* [EXERCISE INSTRUCTIONS]
Any pictures in the records below should be skipped; write out everything else exactly.

* [Dataset records]
+++

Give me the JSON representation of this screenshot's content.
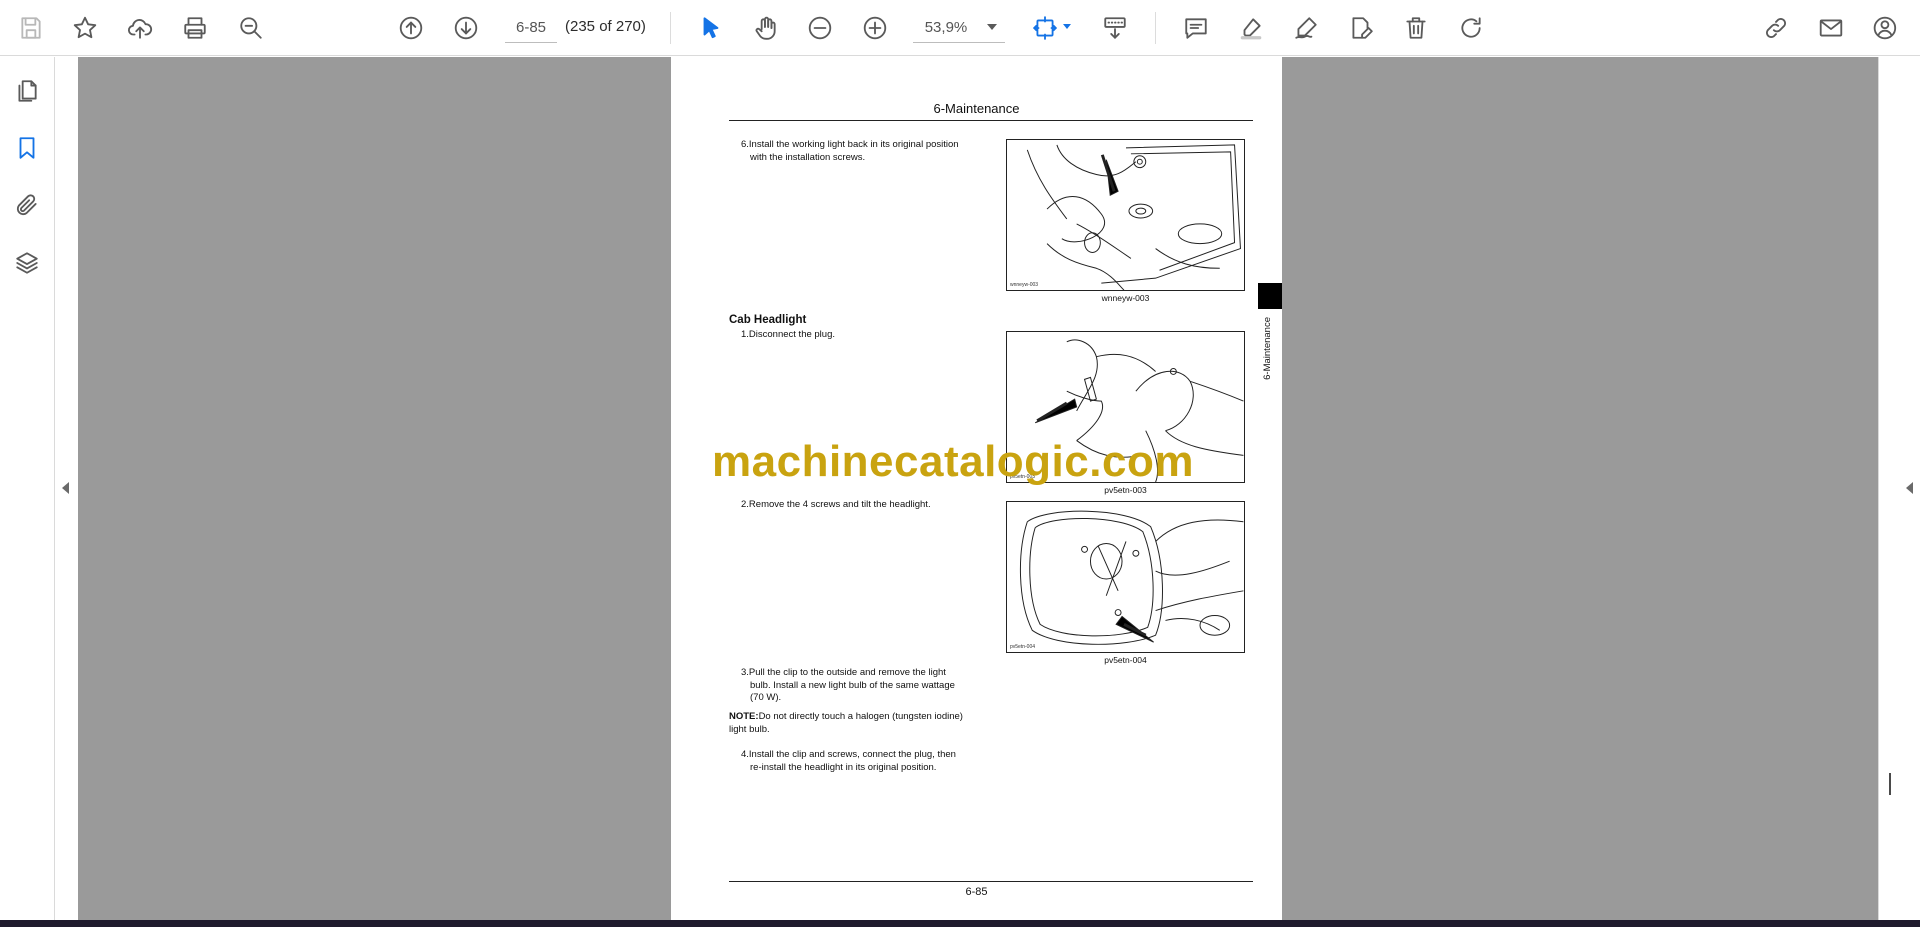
{
  "toolbar": {
    "page_value": "6-85",
    "page_of": "(235 of 270)",
    "zoom_value": "53,9%",
    "icons": [
      "save-icon",
      "bookmark-star-icon",
      "upload-cloud-icon",
      "print-icon",
      "find-zoom-icon",
      "previous-page-icon",
      "next-page-icon",
      "select-cursor-icon",
      "hand-tool-icon",
      "zoom-out-icon",
      "zoom-in-icon",
      "fit-page-icon",
      "scroll-mode-icon",
      "comment-icon",
      "highlight-icon",
      "draw-icon",
      "fill-sign-icon",
      "delete-icon",
      "rotate-icon",
      "share-link-icon",
      "email-icon",
      "user-account-icon"
    ]
  },
  "sidebar": {
    "icons": [
      "pages-thumbnails-icon",
      "bookmarks-icon",
      "attachments-icon",
      "layers-icon"
    ]
  },
  "document": {
    "header": "6-Maintenance",
    "step6": [
      "6.Install the working light back in its original position",
      "with the installation screws."
    ],
    "fig1_code": "wnneyw-003",
    "fig1_caption": "wnneyw-003",
    "section_title": "Cab Headlight",
    "step1": "1.Disconnect the plug.",
    "fig2_code": "pv5etn-003",
    "fig2_caption": "pv5etn-003",
    "step2": "2.Remove the 4 screws and tilt the headlight.",
    "fig3_code": "pv5etn-004",
    "fig3_caption": "pv5etn-004",
    "step3": [
      "3.Pull the clip to the outside and remove the light",
      "bulb.  Install a new light bulb of the same wattage",
      "(70 W)."
    ],
    "note_label": "NOTE:",
    "note_text": "Do not directly touch a halogen (tungsten iodine)",
    "note_text2": "light bulb.",
    "step4": [
      "4.Install the clip and screws, connect the plug, then",
      "re-install the headlight in its original position."
    ],
    "side_tab": "6-Maintenance",
    "page_number": "6-85"
  },
  "watermark": "machinecatalogic.com",
  "colors": {
    "accent": "#1473e6",
    "viewer_bg": "#9a9a9a",
    "watermark": "#c9a310"
  }
}
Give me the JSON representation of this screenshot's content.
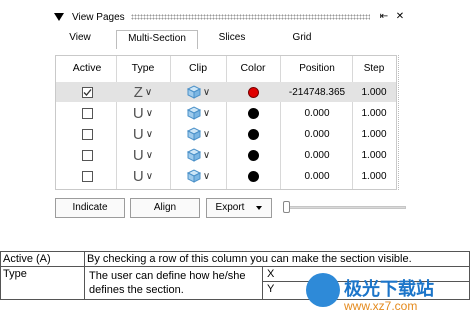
{
  "panel": {
    "title": "View Pages",
    "pin_glyph": "⇤",
    "close_glyph": "✕"
  },
  "tabs": [
    {
      "label": "View",
      "active": false
    },
    {
      "label": "Multi-Section",
      "active": true
    },
    {
      "label": "Slices",
      "active": false
    },
    {
      "label": "Grid",
      "active": false
    }
  ],
  "grid": {
    "columns": [
      "Active",
      "Type",
      "Clip",
      "Color",
      "Position",
      "Step"
    ],
    "rows": [
      {
        "active": true,
        "type": "Z",
        "clip_icon": "cube-icon",
        "color": "#e00000",
        "position": "-214748.365",
        "step": "1.000",
        "selected": true
      },
      {
        "active": false,
        "type": "U",
        "clip_icon": "cube-icon",
        "color": "#000000",
        "position": "0.000",
        "step": "1.000",
        "selected": false
      },
      {
        "active": false,
        "type": "U",
        "clip_icon": "cube-icon",
        "color": "#000000",
        "position": "0.000",
        "step": "1.000",
        "selected": false
      },
      {
        "active": false,
        "type": "U",
        "clip_icon": "cube-icon",
        "color": "#000000",
        "position": "0.000",
        "step": "1.000",
        "selected": false
      },
      {
        "active": false,
        "type": "U",
        "clip_icon": "cube-icon",
        "color": "#000000",
        "position": "0.000",
        "step": "1.000",
        "selected": false
      }
    ]
  },
  "buttons": {
    "indicate": "Indicate",
    "align": "Align",
    "export": "Export"
  },
  "doc_table": {
    "rows": [
      {
        "key": "Active (A)",
        "text": "By checking a row of this column you can make the section visible."
      },
      {
        "key": "Type",
        "text": "The user can define how he/she defines the section.",
        "options": [
          "X",
          "Y"
        ]
      }
    ]
  },
  "watermark": {
    "brand": "极光下载站",
    "url": "www.xz7.com"
  }
}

+++

* [ANSWER TO THIS TASK]
Give me the JSON representation of this screenshot's content.
{
  "toolbar": {
    "page_value": "6-85",
    "page_of": "(235 of 270)",
    "zoom_value": "53,9%",
    "icons": [
      "save-icon",
      "bookmark-star-icon",
      "upload-cloud-icon",
      "print-icon",
      "find-zoom-icon",
      "previous-page-icon",
      "next-page-icon",
      "select-cursor-icon",
      "hand-tool-icon",
      "zoom-out-icon",
      "zoom-in-icon",
      "fit-page-icon",
      "scroll-mode-icon",
      "comment-icon",
      "highlight-icon",
      "draw-icon",
      "fill-sign-icon",
      "delete-icon",
      "rotate-icon",
      "share-link-icon",
      "email-icon",
      "user-account-icon"
    ]
  },
  "sidebar": {
    "icons": [
      "pages-thumbnails-icon",
      "bookmarks-icon",
      "attachments-icon",
      "layers-icon"
    ]
  },
  "document": {
    "header": "6-Maintenance",
    "step6": [
      "6.Install the working light back in its original position",
      "with the installation screws."
    ],
    "fig1_code": "wnneyw-003",
    "fig1_caption": "wnneyw-003",
    "section_title": "Cab Headlight",
    "step1": "1.Disconnect the plug.",
    "fig2_code": "pv5etn-003",
    "fig2_caption": "pv5etn-003",
    "step2": "2.Remove the 4 screws and tilt the headlight.",
    "fig3_code": "pv5etn-004",
    "fig3_caption": "pv5etn-004",
    "step3": [
      "3.Pull the clip to the outside and remove the light",
      "bulb.  Install a new light bulb of the same wattage",
      "(70 W)."
    ],
    "note_label": "NOTE:",
    "note_text": "Do not directly touch a halogen (tungsten iodine)",
    "note_text2": "light bulb.",
    "step4": [
      "4.Install the clip and screws, connect the plug, then",
      "re-install the headlight in its original position."
    ],
    "side_tab": "6-Maintenance",
    "page_number": "6-85"
  },
  "watermark": "machinecatalogic.com",
  "colors": {
    "accent": "#1473e6",
    "viewer_bg": "#9a9a9a",
    "watermark": "#c9a310"
  }
}
Give me the JSON representation of this screenshot's content.
{
  "panel": {
    "title": "View Pages",
    "pin_glyph": "⇤",
    "close_glyph": "✕"
  },
  "tabs": [
    {
      "label": "View",
      "active": false
    },
    {
      "label": "Multi-Section",
      "active": true
    },
    {
      "label": "Slices",
      "active": false
    },
    {
      "label": "Grid",
      "active": false
    }
  ],
  "grid": {
    "columns": [
      "Active",
      "Type",
      "Clip",
      "Color",
      "Position",
      "Step"
    ],
    "rows": [
      {
        "active": true,
        "type": "Z",
        "clip_icon": "cube-icon",
        "color": "#e00000",
        "position": "-214748.365",
        "step": "1.000",
        "selected": true
      },
      {
        "active": false,
        "type": "U",
        "clip_icon": "cube-icon",
        "color": "#000000",
        "position": "0.000",
        "step": "1.000",
        "selected": false
      },
      {
        "active": false,
        "type": "U",
        "clip_icon": "cube-icon",
        "color": "#000000",
        "position": "0.000",
        "step": "1.000",
        "selected": false
      },
      {
        "active": false,
        "type": "U",
        "clip_icon": "cube-icon",
        "color": "#000000",
        "position": "0.000",
        "step": "1.000",
        "selected": false
      },
      {
        "active": false,
        "type": "U",
        "clip_icon": "cube-icon",
        "color": "#000000",
        "position": "0.000",
        "step": "1.000",
        "selected": false
      }
    ]
  },
  "buttons": {
    "indicate": "Indicate",
    "align": "Align",
    "export": "Export"
  },
  "doc_table": {
    "rows": [
      {
        "key": "Active (A)",
        "text": "By checking a row of this column you can make the section visible."
      },
      {
        "key": "Type",
        "text": "The user can define how he/she defines the section.",
        "options": [
          "X",
          "Y"
        ]
      }
    ]
  },
  "watermark": {
    "brand": "极光下载站",
    "url": "www.xz7.com"
  }
}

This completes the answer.